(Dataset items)

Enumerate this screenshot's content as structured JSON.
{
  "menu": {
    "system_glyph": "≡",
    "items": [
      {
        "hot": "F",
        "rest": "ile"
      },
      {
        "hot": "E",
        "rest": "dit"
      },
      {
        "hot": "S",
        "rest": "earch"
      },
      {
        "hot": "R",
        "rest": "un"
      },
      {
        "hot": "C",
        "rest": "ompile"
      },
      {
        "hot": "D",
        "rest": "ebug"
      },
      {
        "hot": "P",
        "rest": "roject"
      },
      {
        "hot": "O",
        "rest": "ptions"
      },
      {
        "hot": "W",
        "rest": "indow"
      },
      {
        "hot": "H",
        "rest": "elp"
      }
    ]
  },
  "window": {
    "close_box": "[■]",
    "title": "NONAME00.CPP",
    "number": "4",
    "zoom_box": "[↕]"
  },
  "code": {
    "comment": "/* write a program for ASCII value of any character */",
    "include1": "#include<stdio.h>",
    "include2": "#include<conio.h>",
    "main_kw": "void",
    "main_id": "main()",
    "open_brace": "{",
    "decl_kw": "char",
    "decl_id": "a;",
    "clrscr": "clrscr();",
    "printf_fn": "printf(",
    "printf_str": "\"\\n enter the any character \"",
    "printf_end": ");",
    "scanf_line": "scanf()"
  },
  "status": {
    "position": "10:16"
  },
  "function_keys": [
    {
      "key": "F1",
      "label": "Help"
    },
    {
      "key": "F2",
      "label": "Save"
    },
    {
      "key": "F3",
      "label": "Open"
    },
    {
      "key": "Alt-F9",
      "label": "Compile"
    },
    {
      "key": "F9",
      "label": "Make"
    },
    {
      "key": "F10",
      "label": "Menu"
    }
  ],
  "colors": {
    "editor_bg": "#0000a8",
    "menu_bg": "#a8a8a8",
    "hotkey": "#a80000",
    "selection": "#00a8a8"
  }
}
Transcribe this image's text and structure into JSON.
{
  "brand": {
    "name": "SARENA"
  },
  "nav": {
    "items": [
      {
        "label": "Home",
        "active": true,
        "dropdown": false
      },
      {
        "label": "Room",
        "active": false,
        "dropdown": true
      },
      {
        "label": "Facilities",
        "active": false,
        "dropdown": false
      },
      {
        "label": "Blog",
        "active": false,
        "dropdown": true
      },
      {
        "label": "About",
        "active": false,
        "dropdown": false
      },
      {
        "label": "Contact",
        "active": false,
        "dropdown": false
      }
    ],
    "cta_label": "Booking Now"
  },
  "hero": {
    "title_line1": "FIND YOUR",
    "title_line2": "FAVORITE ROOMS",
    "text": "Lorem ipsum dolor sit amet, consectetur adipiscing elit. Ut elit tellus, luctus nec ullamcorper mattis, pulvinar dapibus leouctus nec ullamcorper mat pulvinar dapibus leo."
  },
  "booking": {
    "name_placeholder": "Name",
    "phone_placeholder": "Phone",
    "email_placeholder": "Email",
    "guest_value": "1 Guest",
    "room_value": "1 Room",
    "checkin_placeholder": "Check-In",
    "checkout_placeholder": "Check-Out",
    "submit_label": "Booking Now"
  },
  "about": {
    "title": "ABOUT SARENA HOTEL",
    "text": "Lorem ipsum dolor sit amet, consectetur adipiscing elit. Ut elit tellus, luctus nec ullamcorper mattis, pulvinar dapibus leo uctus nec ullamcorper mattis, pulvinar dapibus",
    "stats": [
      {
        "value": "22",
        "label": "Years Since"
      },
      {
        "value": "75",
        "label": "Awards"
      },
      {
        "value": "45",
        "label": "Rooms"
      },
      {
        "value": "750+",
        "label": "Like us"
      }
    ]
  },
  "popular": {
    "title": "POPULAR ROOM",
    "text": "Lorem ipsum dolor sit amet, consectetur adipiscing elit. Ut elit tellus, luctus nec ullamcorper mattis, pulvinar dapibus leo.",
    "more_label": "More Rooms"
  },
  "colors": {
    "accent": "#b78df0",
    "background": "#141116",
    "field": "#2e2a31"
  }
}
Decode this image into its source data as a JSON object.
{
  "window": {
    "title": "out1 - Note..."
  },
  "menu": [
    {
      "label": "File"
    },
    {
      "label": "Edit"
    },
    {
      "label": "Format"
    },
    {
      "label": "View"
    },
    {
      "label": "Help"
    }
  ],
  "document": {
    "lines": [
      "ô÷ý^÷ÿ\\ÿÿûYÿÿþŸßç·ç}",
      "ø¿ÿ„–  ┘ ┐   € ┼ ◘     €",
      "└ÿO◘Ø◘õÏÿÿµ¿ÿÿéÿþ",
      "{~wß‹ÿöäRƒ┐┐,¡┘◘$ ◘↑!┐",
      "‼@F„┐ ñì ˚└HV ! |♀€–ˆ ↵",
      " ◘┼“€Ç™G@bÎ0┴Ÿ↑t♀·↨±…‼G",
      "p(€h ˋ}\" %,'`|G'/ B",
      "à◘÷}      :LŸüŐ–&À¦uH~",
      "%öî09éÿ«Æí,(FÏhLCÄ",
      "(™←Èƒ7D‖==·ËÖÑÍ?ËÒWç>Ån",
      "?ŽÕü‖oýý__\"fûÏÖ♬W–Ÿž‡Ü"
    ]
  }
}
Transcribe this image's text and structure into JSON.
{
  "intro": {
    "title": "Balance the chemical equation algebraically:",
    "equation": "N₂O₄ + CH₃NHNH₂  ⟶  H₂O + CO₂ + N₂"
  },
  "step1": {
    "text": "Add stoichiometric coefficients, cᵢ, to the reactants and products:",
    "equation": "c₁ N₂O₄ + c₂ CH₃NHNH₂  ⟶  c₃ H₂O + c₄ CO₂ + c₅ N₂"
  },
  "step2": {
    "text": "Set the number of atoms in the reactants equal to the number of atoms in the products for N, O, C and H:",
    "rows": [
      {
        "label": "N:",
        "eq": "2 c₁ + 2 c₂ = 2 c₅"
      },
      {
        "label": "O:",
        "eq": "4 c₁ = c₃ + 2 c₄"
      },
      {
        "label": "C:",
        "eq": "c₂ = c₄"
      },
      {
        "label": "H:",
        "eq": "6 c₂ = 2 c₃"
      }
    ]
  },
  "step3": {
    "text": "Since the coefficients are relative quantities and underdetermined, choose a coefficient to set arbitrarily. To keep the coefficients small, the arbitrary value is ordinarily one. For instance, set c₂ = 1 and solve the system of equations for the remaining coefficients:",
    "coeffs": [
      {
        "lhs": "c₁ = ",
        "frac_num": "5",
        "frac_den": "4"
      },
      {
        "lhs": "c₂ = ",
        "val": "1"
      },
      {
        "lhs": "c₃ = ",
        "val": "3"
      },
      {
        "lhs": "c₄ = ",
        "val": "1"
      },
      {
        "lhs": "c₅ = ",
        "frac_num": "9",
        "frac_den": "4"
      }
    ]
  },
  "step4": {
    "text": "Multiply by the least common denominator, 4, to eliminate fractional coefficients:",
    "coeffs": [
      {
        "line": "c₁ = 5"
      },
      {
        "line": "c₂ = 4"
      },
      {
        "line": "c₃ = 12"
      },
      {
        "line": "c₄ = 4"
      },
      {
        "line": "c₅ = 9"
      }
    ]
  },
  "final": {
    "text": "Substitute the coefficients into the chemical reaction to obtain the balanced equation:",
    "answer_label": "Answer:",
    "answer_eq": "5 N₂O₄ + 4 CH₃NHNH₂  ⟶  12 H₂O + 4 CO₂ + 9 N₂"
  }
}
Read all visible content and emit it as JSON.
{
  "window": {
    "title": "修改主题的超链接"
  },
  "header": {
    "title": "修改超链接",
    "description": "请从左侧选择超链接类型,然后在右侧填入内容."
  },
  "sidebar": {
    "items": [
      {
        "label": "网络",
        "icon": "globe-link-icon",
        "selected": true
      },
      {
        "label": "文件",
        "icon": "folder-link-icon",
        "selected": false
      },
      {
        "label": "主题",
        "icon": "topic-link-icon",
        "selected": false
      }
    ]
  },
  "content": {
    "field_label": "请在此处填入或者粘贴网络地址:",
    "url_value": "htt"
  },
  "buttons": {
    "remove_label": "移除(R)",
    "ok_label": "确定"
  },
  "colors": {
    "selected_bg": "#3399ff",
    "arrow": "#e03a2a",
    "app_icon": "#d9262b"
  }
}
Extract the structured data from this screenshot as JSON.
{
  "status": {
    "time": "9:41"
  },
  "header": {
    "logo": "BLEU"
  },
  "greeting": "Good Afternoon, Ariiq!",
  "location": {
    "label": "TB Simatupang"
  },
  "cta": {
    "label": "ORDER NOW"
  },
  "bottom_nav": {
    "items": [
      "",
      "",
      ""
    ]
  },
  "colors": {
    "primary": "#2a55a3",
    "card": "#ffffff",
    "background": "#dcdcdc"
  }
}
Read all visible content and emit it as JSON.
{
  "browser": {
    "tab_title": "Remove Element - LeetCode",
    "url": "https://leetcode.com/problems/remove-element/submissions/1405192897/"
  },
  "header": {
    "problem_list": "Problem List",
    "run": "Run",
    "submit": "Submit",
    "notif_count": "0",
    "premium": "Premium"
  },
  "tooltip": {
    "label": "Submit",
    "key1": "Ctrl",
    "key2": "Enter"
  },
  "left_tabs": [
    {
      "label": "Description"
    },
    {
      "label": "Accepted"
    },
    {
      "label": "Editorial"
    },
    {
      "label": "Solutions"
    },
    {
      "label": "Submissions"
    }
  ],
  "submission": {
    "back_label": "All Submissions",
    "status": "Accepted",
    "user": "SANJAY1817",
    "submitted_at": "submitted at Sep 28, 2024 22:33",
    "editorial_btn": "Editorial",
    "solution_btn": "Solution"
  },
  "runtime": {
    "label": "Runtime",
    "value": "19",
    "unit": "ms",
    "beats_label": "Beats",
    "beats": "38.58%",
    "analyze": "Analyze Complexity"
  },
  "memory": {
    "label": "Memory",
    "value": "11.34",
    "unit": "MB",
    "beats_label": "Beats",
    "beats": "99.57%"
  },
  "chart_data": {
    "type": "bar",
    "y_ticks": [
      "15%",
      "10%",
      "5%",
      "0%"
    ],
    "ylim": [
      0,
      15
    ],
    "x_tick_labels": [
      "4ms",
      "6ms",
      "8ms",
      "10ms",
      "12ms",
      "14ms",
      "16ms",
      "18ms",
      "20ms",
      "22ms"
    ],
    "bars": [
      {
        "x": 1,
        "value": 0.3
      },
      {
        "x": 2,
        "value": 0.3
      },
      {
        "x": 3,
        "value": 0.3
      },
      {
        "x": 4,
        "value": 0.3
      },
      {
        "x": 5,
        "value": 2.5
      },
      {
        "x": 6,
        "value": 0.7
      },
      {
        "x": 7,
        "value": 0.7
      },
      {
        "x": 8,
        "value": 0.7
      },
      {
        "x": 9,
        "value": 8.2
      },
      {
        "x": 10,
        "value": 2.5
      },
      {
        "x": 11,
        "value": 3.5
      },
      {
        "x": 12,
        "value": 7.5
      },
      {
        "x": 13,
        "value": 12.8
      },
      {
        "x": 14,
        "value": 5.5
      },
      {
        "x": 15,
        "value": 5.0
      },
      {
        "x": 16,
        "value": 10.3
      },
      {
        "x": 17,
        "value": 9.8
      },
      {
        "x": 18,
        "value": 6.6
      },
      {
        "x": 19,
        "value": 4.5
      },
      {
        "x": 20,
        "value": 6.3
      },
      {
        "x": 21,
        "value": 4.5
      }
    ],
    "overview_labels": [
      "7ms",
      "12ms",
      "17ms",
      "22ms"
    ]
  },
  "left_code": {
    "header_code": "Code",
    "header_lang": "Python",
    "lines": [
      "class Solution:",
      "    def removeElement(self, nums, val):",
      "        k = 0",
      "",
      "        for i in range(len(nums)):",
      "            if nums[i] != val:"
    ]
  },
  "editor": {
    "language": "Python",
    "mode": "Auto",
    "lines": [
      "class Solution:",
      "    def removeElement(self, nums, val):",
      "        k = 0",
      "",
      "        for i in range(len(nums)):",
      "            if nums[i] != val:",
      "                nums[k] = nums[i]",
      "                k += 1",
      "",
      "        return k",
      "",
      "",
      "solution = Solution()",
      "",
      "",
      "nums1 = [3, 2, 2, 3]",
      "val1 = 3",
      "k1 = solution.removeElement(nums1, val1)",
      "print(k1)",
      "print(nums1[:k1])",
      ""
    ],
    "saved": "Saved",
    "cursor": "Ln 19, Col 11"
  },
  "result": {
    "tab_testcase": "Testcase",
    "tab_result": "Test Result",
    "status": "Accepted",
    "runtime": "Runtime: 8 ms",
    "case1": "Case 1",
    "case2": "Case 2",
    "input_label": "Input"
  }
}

Set exercise>
Identify the lines that hold the word "adipiscing". Copy every one of them.

Solution for this task>
    "text": "Lorem ipsum dolor sit amet, consectetur adipiscing elit. Ut elit tellus, luctus nec ullamcorper mattis, pulvinar dapibus leouctus nec ullamcorper mat pulvinar dapibus leo."
    "text": "Lorem ipsum dolor sit amet, consectetur adipiscing elit. Ut elit tellus, luctus nec ullamcorper mattis, pulvinar dapibus leo uctus nec ullamcorper mattis, pulvinar dapibus",
    "text": "Lorem ipsum dolor sit amet, consectetur adipiscing elit. Ut elit tellus, luctus nec ullamcorper mattis, pulvinar dapibus leo.",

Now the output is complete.